_Tekstfragment_.
***

Verzorgingshuizen

In 1960 ging mijn toen 65 jaar oude grootmoeder naar een bejaardenhuis. In die jaren moest je, om in aanmerking te komen voor een plaats in het bejaardenhuis, kerngezond zijn. In 1960 was één van de doelen om zoveel mogelijk mensen uit de meestal te groot geworden woning te halen om woonruimte voor de baby-boomers vrij te maken. Zo ontstonden er in Nederland heel veel bejaardenhuizen, veelal met een bepaalde levenbeschouwelijke achtergrond.

Mijn grootmoeder had een gecombineerde woon- slaapkamer van ongeveer 16m2 met een afzonderlijke pantry. Tegenwoordig zouden we dat een studio noemen. Hoe goed de bedoelingen van de overheid ook waren, het was naar mijn mening mensonwaardig om bejaarden zo klein te huisvesten. Ook anno 1960. Maar goed, zij wilde het zelf, niemand heeft haar gedwongen.


De zorg was minimaal. Mijn oma kon zelf als op de pantry koken, thee en koffie zetten etc. De warme maaltijd werd, als ze dat wilde, verzorgd en op de kamer gebracht of kon in het restaurant van het huis worden genuttigd. Mijn moeder deed de was, maakte schoon en deed de boodschappen. Zorg was er alleen als je die echt nodig had. Als de zorg te intensief werd en de mantelzorgers (meestal de kinderen) niet voldoende konden bijspringen, kon je tijdelijk op de ziekenboeg worden ondergebracht.

***

_Items_.
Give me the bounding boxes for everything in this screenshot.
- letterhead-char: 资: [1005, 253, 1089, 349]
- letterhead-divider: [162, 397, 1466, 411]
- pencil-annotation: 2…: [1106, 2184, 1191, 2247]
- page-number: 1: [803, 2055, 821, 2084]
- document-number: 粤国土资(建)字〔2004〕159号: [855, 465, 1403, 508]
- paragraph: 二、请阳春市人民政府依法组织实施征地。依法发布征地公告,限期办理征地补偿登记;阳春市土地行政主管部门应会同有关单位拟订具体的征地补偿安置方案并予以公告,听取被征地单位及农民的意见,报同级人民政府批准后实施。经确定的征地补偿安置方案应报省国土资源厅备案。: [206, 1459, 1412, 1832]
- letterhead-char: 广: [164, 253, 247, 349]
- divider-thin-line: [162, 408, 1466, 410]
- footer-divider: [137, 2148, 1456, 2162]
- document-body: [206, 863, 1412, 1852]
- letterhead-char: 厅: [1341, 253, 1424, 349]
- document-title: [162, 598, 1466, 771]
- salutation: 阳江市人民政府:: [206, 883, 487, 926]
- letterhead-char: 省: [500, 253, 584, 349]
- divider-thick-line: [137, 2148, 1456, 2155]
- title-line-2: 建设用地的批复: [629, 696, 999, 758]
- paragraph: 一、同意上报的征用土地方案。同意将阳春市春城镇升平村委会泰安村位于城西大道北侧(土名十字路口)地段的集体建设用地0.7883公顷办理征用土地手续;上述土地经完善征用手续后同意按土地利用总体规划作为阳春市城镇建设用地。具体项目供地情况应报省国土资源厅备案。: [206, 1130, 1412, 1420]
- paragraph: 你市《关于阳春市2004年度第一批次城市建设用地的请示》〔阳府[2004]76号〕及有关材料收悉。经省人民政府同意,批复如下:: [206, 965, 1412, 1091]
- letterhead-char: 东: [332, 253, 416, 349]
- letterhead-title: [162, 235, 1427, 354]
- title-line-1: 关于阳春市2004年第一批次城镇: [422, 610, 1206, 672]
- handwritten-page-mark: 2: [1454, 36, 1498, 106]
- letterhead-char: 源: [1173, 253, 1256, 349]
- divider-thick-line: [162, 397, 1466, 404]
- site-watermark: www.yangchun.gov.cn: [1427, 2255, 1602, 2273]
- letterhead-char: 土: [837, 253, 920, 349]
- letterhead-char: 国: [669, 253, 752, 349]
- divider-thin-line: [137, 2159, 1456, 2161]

***

_Opdrachten_.
(1) Beantwoord de volgende vragen over de tekst over verzorgingshuizen:
(a) Hoe oud was de grootmoeder toen ze in 1960 naar een bejaardenhuis ging?
(b) Hoe groot was haar gecombineerde woon- slaapkamer ongeveer?
(c) Waar kon je tijdelijk worden ondergebracht als de zorg te intensief werd en de mantelzorgers niet voldoende konden bijspringen?
(2) Neem uit de tekst over verzorgingshuizen letterlijk over vanaf "In 1960 ging" tot en met "heeft haar gedwongen.".

_Antwoorden per opdracht_.
(1)
(a) 65 jaar.
(b) Ongeveer 16m2.
(c) Op de ziekenboeg.

(2)
In 1960 ging mijn toen 65 jaar oude grootmoeder naar een bejaardenhuis. In die jaren moest je, om in aanmerking te komen voor een plaats in het bejaardenhuis, kerngezond zijn. In 1960 was één van de doelen om zoveel mogelijk mensen uit de meestal te groot geworden woning te halen om woonruimte voor de baby-boomers vrij te maken. Zo ontstonden er in Nederland heel veel bejaardenhuizen, veelal met een bepaalde levenbeschouwelijke achtergrond.

Mijn grootmoeder had een gecombineerde woon- slaapkamer van ongeveer 16m2 met een afzonderlijke pantry. Tegenwoordig zouden we dat een studio noemen. Hoe goed de bedoelingen van de overheid ook waren, het was naar mijn mening mensonwaardig om bejaarden zo klein te huisvesten. Ook anno 1960. Maar goed, zij wilde het zelf, niemand heeft haar gedwongen.